Arrange every line of the records below as a Markdown table with the columns "Row" and "Line", numbering each row and leaving out blank lines.

▽

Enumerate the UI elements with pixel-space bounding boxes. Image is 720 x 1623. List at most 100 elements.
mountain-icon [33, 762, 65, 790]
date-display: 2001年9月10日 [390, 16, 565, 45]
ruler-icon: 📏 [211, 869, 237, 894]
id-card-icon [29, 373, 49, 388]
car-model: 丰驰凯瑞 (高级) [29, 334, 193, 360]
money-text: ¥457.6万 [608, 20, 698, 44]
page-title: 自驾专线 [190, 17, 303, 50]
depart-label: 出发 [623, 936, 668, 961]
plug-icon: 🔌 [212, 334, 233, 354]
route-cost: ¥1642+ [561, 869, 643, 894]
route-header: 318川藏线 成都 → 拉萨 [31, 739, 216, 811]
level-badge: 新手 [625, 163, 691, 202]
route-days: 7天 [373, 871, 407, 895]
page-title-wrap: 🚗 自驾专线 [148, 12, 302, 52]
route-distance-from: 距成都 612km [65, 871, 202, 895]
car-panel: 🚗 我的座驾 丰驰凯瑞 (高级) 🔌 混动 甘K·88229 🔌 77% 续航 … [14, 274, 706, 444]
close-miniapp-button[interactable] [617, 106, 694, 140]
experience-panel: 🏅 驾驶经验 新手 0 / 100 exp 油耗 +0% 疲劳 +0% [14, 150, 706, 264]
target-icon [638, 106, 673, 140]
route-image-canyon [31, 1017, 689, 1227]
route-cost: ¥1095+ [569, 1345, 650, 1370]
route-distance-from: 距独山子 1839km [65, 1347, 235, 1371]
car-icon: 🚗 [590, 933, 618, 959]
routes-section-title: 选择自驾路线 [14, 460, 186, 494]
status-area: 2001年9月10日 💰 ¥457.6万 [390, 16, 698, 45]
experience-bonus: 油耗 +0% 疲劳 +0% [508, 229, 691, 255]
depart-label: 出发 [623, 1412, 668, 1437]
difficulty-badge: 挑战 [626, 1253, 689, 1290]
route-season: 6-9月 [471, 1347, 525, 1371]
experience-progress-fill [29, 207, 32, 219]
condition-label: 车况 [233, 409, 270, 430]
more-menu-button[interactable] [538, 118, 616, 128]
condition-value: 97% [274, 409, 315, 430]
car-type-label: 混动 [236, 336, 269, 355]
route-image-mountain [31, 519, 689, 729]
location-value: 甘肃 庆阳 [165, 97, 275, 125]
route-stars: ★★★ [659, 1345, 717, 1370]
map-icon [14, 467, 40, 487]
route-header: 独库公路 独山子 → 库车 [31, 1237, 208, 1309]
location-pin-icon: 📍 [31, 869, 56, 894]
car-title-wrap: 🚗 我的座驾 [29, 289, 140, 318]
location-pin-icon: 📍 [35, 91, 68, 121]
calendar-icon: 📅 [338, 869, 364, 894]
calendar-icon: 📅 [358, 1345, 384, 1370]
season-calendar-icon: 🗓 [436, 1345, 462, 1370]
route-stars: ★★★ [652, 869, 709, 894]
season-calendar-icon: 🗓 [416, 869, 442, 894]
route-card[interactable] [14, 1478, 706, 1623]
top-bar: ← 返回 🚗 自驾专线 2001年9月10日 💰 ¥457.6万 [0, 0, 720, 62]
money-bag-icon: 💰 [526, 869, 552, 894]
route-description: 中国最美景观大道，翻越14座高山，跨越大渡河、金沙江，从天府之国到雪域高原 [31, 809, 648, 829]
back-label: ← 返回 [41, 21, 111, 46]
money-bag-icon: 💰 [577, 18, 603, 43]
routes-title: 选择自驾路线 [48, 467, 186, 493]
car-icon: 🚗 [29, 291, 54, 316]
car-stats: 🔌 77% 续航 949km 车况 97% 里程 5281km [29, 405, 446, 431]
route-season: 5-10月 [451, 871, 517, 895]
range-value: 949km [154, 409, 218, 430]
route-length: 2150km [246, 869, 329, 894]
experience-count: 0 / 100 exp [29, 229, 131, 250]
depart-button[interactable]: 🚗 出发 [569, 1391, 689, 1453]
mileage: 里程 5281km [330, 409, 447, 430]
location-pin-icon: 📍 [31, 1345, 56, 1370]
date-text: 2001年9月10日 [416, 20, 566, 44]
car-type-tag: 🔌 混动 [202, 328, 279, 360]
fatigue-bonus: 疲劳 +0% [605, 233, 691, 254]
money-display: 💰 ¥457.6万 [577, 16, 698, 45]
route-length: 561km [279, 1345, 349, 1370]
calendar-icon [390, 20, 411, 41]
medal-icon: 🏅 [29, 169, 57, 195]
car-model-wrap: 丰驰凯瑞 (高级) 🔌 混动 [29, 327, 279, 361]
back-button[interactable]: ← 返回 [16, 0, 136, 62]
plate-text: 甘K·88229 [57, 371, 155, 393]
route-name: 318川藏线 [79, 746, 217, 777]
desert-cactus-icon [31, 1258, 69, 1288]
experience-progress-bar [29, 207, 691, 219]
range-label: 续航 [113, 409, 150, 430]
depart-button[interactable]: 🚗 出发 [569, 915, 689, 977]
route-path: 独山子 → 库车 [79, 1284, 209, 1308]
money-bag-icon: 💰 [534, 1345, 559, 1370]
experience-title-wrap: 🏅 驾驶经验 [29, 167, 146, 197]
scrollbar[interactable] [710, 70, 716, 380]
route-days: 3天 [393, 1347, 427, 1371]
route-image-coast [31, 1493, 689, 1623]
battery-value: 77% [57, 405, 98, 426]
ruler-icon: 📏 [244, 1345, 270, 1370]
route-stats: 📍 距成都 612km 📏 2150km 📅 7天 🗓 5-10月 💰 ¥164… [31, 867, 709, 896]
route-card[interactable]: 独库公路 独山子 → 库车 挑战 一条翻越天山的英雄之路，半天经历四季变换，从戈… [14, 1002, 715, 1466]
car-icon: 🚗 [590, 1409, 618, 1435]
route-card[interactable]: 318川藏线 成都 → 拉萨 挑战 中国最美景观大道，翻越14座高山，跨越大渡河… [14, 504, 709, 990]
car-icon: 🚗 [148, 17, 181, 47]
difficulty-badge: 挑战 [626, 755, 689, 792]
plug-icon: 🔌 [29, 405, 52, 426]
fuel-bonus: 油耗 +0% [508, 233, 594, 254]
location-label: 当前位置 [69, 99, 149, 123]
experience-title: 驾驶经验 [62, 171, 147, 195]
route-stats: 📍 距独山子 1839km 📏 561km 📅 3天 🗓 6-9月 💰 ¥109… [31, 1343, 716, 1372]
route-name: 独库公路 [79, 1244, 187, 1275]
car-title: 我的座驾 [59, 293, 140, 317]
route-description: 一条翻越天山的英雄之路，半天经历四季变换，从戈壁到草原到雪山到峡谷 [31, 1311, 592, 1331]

△

## FINAL ANSWER:
| Row | Line |
|---|---|
| 1 | Enumerate the UI elements with pixel-space bounding boxes. Image is 720 x 1623. List at most 100 elements. |
| 2 | mountain-icon [33, 762, 65, 790] |
| 3 | date-display: 2001年9月10日 [390, 16, 565, 45] |
| 4 | ruler-icon: 📏 [211, 869, 237, 894] |
| 5 | id-card-icon [29, 373, 49, 388] |
| 6 | car-model: 丰驰凯瑞 (高级) [29, 334, 193, 360] |
| 7 | money-text: ¥457.6万 [608, 20, 698, 44] |
| 8 | page-title: 自驾专线 [190, 17, 303, 50] |
| 9 | depart-label: 出发 [623, 936, 668, 961] |
| 10 | plug-icon: 🔌 [212, 334, 233, 354] |
| 11 | route-cost: ¥1642+ [561, 869, 643, 894] |
| 12 | route-header: 318川藏线 成都 → 拉萨 [31, 739, 216, 811] |
| 13 | level-badge: 新手 [625, 163, 691, 202] |
| 14 | route-days: 7天 [373, 871, 407, 895] |
| 15 | page-title-wrap: 🚗 自驾专线 [148, 12, 302, 52] |
| 16 | route-distance-from: 距成都 612km [65, 871, 202, 895] |
| 17 | car-panel: 🚗 我的座驾 丰驰凯瑞 (高级) 🔌 混动 甘K·88229 🔌 77% 续航 … [14, 274, 706, 444] |
| 18 | close-miniapp-button[interactable] [617, 106, 694, 140] |
| 19 | experience-panel: 🏅 驾驶经验 新手 0 / 100 exp 油耗 +0% 疲劳 +0% [14, 150, 706, 264] |
| 20 | target-icon [638, 106, 673, 140] |
| 21 | route-image-canyon [31, 1017, 689, 1227] |
| 22 | route-cost: ¥1095+ [569, 1345, 650, 1370] |
| 23 | route-distance-from: 距独山子 1839km [65, 1347, 235, 1371] |
| 24 | car-icon: 🚗 [590, 933, 618, 959] |
| 25 | routes-section-title: 选择自驾路线 [14, 460, 186, 494] |
| 26 | status-area: 2001年9月10日 💰 ¥457.6万 [390, 16, 698, 45] |
| 27 | experience-bonus: 油耗 +0% 疲劳 +0% [508, 229, 691, 255] |
| 28 | depart-label: 出发 [623, 1412, 668, 1437] |
| 29 | difficulty-badge: 挑战 [626, 1253, 689, 1290] |
| 30 | route-season: 6-9月 [471, 1347, 525, 1371] |
| 31 | experience-progress-fill [29, 207, 32, 219] |
| 32 | condition-label: 车况 [233, 409, 270, 430] |
| 33 | more-menu-button[interactable] [538, 118, 616, 128] |
| 34 | condition-value: 97% [274, 409, 315, 430] |
| 35 | car-type-label: 混动 [236, 336, 269, 355] |
| 36 | route-image-mountain [31, 519, 689, 729] |
| 37 | location-value: 甘肃 庆阳 [165, 97, 275, 125] |
| 38 | route-stars: ★★★ [659, 1345, 717, 1370] |
| 39 | map-icon [14, 467, 40, 487] |
| 40 | route-header: 独库公路 独山子 → 库车 [31, 1237, 208, 1309] |
| 41 | location-pin-icon: 📍 [31, 869, 56, 894] |
| 42 | car-title-wrap: 🚗 我的座驾 [29, 289, 140, 318] |
| 43 | location-pin-icon: 📍 [35, 91, 68, 121] |
| 44 | calendar-icon: 📅 [338, 869, 364, 894] |
| 45 | calendar-icon: 📅 [358, 1345, 384, 1370] |
| 46 | season-calendar-icon: 🗓 [436, 1345, 462, 1370] |
| 47 | route-stars: ★★★ [652, 869, 709, 894] |
| 48 | season-calendar-icon: 🗓 [416, 869, 442, 894] |
| 49 | route-card[interactable] [14, 1478, 706, 1623] |
| 50 | top-bar: ← 返回 🚗 自驾专线 2001年9月10日 💰 ¥457.6万 [0, 0, 720, 62] |
| 51 | money-bag-icon: 💰 [526, 869, 552, 894] |
| 52 | route-description: 中国最美景观大道，翻越14座高山，跨越大渡河、金沙江，从天府之国到雪域高原 [31, 809, 648, 829] |
| 53 | back-label: ← 返回 [41, 21, 111, 46] |
| 54 | money-bag-icon: 💰 [577, 18, 603, 43] |
| 55 | routes-title: 选择自驾路线 [48, 467, 186, 493] |
| 56 | car-icon: 🚗 [29, 291, 54, 316] |
| 57 | car-stats: 🔌 77% 续航 949km 车况 97% 里程 5281km [29, 405, 446, 431] |
| 58 | route-season: 5-10月 [451, 871, 517, 895] |
| 59 | range-value: 949km [154, 409, 218, 430] |
| 60 | route-length: 2150km [246, 869, 329, 894] |
| 61 | experience-count: 0 / 100 exp [29, 229, 131, 250] |
| 62 | depart-button[interactable]: 🚗 出发 [569, 1391, 689, 1453] |
| 63 | mileage: 里程 5281km [330, 409, 447, 430] |
| 64 | location-pin-icon: 📍 [31, 1345, 56, 1370] |
| 65 | date-text: 2001年9月10日 [416, 20, 566, 44] |
| 66 | car-type-tag: 🔌 混动 [202, 328, 279, 360] |
| 67 | fatigue-bonus: 疲劳 +0% [605, 233, 691, 254] |
| 68 | money-display: 💰 ¥457.6万 [577, 16, 698, 45] |
| 69 | route-length: 561km [279, 1345, 349, 1370] |
| 70 | calendar-icon [390, 20, 411, 41] |
| 71 | medal-icon: 🏅 [29, 169, 57, 195] |
| 72 | car-model-wrap: 丰驰凯瑞 (高级) 🔌 混动 [29, 327, 279, 361] |
| 73 | back-button[interactable]: ← 返回 [16, 0, 136, 62] |
| 74 | plate-text: 甘K·88229 [57, 371, 155, 393] |
| 75 | route-name: 318川藏线 [79, 746, 217, 777] |
| 76 | desert-cactus-icon [31, 1258, 69, 1288] |
| 77 | experience-progress-bar [29, 207, 691, 219] |
| 78 | range-label: 续航 [113, 409, 150, 430] |
| 79 | depart-button[interactable]: 🚗 出发 [569, 915, 689, 977] |
| 80 | route-path: 独山子 → 库车 [79, 1284, 209, 1308] |
| 81 | money-bag-icon: 💰 [534, 1345, 559, 1370] |
| 82 | experience-title-wrap: 🏅 驾驶经验 [29, 167, 146, 197] |
| 83 | scrollbar[interactable] [710, 70, 716, 380] |
| 84 | route-days: 3天 [393, 1347, 427, 1371] |
| 85 | route-image-coast [31, 1493, 689, 1623] |
| 86 | battery-value: 77% [57, 405, 98, 426] |
| 87 | ruler-icon: 📏 [244, 1345, 270, 1370] |
| 88 | route-stats: 📍 距成都 612km 📏 2150km 📅 7天 🗓 5-10月 💰 ¥164… [31, 867, 709, 896] |
| 89 | route-card[interactable]: 独库公路 独山子 → 库车 挑战 一条翻越天山的英雄之路，半天经历四季变换，从戈… [14, 1002, 715, 1466] |
| 90 | car-icon: 🚗 [590, 1409, 618, 1435] |
| 91 | route-card[interactable]: 318川藏线 成都 → 拉萨 挑战 中国最美景观大道，翻越14座高山，跨越大渡河… [14, 504, 709, 990] |
| 92 | car-icon: 🚗 [148, 17, 181, 47] |
| 93 | difficulty-badge: 挑战 [626, 755, 689, 792] |
| 94 | plug-icon: 🔌 [29, 405, 52, 426] |
| 95 | fuel-bonus: 油耗 +0% [508, 233, 594, 254] |
| 96 | location-label: 当前位置 [69, 99, 149, 123] |
| 97 | experience-title: 驾驶经验 [62, 171, 147, 195] |
| 98 | route-stats: 📍 距独山子 1839km 📏 561km 📅 3天 🗓 6-9月 💰 ¥109… [31, 1343, 716, 1372] |
| 99 | route-name: 独库公路 [79, 1244, 187, 1275] |
| 100 | car-title: 我的座驾 [59, 293, 140, 317] |
| 101 | route-description: 一条翻越天山的英雄之路，半天经历四季变换，从戈壁到草原到雪山到峡谷 [31, 1311, 592, 1331] |